◆ **GIVEN EXERCISE**
Exactly reproduce each record listed below.

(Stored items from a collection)
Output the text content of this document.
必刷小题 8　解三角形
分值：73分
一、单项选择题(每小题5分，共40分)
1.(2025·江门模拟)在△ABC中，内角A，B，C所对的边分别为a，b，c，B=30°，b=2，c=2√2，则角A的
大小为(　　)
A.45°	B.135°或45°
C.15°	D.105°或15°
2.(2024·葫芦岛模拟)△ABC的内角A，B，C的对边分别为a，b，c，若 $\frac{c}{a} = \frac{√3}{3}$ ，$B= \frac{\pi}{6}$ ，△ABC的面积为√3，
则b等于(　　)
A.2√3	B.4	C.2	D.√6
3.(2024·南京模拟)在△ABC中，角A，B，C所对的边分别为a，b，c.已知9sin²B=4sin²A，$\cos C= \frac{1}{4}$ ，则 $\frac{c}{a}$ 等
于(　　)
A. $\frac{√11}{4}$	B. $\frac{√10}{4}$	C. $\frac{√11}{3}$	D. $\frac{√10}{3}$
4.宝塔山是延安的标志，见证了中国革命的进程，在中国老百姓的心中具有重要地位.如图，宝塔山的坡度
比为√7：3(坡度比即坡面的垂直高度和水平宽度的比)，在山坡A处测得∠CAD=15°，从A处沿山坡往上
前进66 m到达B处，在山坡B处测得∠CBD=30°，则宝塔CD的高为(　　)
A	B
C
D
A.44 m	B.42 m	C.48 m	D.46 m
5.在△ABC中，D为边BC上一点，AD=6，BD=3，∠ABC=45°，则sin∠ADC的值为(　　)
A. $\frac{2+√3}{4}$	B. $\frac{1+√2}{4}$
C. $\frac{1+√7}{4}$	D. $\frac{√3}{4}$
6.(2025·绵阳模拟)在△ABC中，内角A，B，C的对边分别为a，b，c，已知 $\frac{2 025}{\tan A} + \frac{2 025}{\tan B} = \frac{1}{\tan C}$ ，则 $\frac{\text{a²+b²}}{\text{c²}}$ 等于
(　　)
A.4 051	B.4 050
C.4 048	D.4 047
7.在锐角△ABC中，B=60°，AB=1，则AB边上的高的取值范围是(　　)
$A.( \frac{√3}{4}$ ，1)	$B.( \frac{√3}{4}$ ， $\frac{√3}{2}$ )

◆ **THE OUTPUT**
Output the text content of this document.
必刷小题 8　解三角形
分值：73分
一、单项选择题(每小题5分，共40分)
1.(2025·江门模拟)在△ABC中，内角A，B，C所对的边分别为a，b，c，B=30°，b=2，c=2√2，则角A的
大小为(　　)
A.45°	B.135°或45°
C.15°	D.105°或15°
2.(2024·葫芦岛模拟)△ABC的内角A，B，C的对边分别为a，b，c，若 $\frac{c}{a} = \frac{√3}{3}$ ，$B= \frac{\pi}{6}$ ，△ABC的面积为√3，
则b等于(　　)
A.2√3	B.4	C.2	D.√6
3.(2024·南京模拟)在△ABC中，角A，B，C所对的边分别为a，b，c.已知9sin²B=4sin²A，$\cos C= \frac{1}{4}$ ，则 $\frac{c}{a}$ 等
于(　　)
A. $\frac{√11}{4}$	B. $\frac{√10}{4}$	C. $\frac{√11}{3}$	D. $\frac{√10}{3}$
4.宝塔山是延安的标志，见证了中国革命的进程，在中国老百姓的心中具有重要地位.如图，宝塔山的坡度
比为√7：3(坡度比即坡面的垂直高度和水平宽度的比)，在山坡A处测得∠CAD=15°，从A处沿山坡往上
前进66 m到达B处，在山坡B处测得∠CBD=30°，则宝塔CD的高为(　　)
A	B
C
D
A.44 m	B.42 m	C.48 m	D.46 m
5.在△ABC中，D为边BC上一点，AD=6，BD=3，∠ABC=45°，则sin∠ADC的值为(　　)
A. $\frac{2+√3}{4}$	B. $\frac{1+√2}{4}$
C. $\frac{1+√7}{4}$	D. $\frac{√3}{4}$
6.(2025·绵阳模拟)在△ABC中，内角A，B，C的对边分别为a，b，c，已知 $\frac{2 025}{\tan A} + \frac{2 025}{\tan B} = \frac{1}{\tan C}$ ，则 $\frac{\text{a²+b²}}{\text{c²}}$ 等于
(　　)
A.4 051	B.4 050
C.4 048	D.4 047
7.在锐角△ABC中，B=60°，AB=1，则AB边上的高的取值范围是(　　)
$A.( \frac{√3}{4}$ ，1)	$B.( \frac{√3}{4}$ ， $\frac{√3}{2}$ )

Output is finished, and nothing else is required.